• Excerpted text:
▶

The National Transportation and Safety Board (NTSB) has found that a mix of pilot error and design flaws led to the crash of SpaceShipTwo last year:
The crash of a Virgin Galactic spaceship last fall in California's Mojave Desert was caused by pilot error and design problems, the National Transportation and Safety Board announced Tuesday after a nine-month investigation.
NPR's Geoff Brumfiel reports the NTSB found that SpaceShipTwo broke apart during a test flight on Oct. 31 because the co-pilot prematurely unlocked a section of the space plane's tail used in braking. The pilot survived, but the co-pilot, Michael Alsbury, was killed.
"But investigators found that SpaceShipTwo's design was also to blame. NTSB board member Robert Sumwalt says proper safeguards to prevent such human error weren't in place," Geoff says.
Detailed summary at Wired. Richard Branson's statement [video] in response.
(Score: 0) by Anonymous Coward on Wednesday July 29 2015, @01:54PM
Based on the word choice and capitalization I can honestly only see ONE way to parse that sentence fragment, and it happens to make perfect sense.
The crash of a Virgin Galactic spaceship last fall in California's Mojave Desert.
The (crash (of (a (Virgin Galactic) spaceship)) (last fall)) (in (California's Mojave Desert))
There is no possible way to interpret "last fall" as meaning there were previous falls because it doesn't say "spaceship's last fall".
(Score: 2) by tangomargarine on Wednesday July 29 2015, @04:41PM
And with the prepositional phrase, "the crash" would still be the subject, too. "The crash last fell"? No.
"Is that really true?" "I just spent the last hour telling you to think for yourself! Didn't you hear anything I said?"

◀

• Description of the task:
Copy the passage on the SpaceShipTwo crash between "(Score: 0) by" and "California's Mojave Desert.", inclusive, swapping "spaceship" for "space plane". The rows have no connection to the passage on the SpaceShipTwo crash.

• Material provided:
▶

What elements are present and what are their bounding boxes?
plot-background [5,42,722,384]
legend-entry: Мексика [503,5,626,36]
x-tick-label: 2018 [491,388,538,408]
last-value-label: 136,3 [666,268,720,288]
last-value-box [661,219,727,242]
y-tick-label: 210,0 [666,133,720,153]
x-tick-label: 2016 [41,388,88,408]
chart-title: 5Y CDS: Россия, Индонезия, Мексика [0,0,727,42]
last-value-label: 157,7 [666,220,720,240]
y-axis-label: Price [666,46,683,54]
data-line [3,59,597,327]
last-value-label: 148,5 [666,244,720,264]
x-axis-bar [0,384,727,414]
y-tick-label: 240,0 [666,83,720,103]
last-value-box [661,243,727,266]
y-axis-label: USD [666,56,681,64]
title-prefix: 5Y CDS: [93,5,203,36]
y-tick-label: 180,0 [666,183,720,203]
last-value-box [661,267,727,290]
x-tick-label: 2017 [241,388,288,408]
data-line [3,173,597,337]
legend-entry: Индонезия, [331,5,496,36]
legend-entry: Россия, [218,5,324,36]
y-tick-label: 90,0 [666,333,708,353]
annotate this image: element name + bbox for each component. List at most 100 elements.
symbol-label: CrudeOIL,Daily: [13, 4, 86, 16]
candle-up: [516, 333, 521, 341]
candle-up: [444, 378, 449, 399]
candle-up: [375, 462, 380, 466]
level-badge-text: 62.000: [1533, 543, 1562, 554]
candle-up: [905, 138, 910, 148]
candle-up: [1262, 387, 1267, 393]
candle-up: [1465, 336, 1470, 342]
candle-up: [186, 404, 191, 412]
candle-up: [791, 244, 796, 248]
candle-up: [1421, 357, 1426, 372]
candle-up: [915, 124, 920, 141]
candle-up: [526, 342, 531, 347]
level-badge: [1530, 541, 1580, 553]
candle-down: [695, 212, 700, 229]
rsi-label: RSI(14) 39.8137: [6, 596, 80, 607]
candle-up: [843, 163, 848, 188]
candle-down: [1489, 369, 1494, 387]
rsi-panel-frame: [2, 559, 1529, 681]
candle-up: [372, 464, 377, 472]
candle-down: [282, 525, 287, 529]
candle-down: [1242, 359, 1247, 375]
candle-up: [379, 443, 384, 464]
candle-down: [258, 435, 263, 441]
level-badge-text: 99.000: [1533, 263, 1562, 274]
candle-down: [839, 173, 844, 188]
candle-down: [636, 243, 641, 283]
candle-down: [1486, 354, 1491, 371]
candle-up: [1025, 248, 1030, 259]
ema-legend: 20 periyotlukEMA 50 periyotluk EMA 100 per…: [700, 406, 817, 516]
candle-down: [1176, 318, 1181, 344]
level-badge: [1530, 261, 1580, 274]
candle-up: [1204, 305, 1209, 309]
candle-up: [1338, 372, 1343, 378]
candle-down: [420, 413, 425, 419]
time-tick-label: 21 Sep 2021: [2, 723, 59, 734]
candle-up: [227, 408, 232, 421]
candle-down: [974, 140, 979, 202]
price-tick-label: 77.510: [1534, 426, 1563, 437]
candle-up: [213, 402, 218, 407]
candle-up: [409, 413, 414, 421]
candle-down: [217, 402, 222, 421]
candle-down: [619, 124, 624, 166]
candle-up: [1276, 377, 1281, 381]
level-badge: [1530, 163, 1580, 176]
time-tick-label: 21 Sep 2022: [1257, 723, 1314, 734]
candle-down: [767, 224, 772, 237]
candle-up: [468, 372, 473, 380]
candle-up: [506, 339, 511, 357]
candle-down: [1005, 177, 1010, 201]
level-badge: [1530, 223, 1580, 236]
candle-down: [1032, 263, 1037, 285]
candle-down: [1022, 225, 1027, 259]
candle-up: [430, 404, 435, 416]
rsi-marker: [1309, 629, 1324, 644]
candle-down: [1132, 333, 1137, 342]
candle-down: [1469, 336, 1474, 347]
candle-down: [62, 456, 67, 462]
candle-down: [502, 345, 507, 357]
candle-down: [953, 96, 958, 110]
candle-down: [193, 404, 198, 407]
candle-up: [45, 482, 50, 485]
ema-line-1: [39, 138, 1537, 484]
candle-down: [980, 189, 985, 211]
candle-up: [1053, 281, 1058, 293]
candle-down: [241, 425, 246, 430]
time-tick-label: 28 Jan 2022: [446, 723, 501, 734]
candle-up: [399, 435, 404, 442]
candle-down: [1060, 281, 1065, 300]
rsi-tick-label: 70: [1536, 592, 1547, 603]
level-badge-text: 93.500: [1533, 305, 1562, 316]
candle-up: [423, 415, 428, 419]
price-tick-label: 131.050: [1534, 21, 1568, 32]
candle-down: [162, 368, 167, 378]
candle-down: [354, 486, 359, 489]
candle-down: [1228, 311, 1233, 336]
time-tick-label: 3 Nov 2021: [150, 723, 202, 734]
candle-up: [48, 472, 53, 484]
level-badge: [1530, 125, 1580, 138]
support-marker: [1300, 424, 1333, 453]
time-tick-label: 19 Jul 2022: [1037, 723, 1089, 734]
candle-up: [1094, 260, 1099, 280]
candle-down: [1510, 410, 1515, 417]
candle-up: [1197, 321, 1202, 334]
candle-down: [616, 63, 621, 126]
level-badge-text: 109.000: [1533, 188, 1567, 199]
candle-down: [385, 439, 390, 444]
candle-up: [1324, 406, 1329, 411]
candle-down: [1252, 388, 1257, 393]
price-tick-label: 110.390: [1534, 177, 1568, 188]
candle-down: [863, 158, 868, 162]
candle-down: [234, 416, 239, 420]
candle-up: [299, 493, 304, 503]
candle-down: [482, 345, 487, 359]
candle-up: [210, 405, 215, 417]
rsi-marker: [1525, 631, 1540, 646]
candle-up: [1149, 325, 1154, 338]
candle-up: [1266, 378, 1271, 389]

◀

• Answer to this task:
(Score: 0) by Anonymous Coward on Wednesday July 29 2015, @01:54PM
Based on the word choice and capitalization I can honestly only see ONE way to parse that sentence fragment, and it happens to make perfect sense.
The crash of a Virgin Galactic space plane last fall in California's Mojave Desert.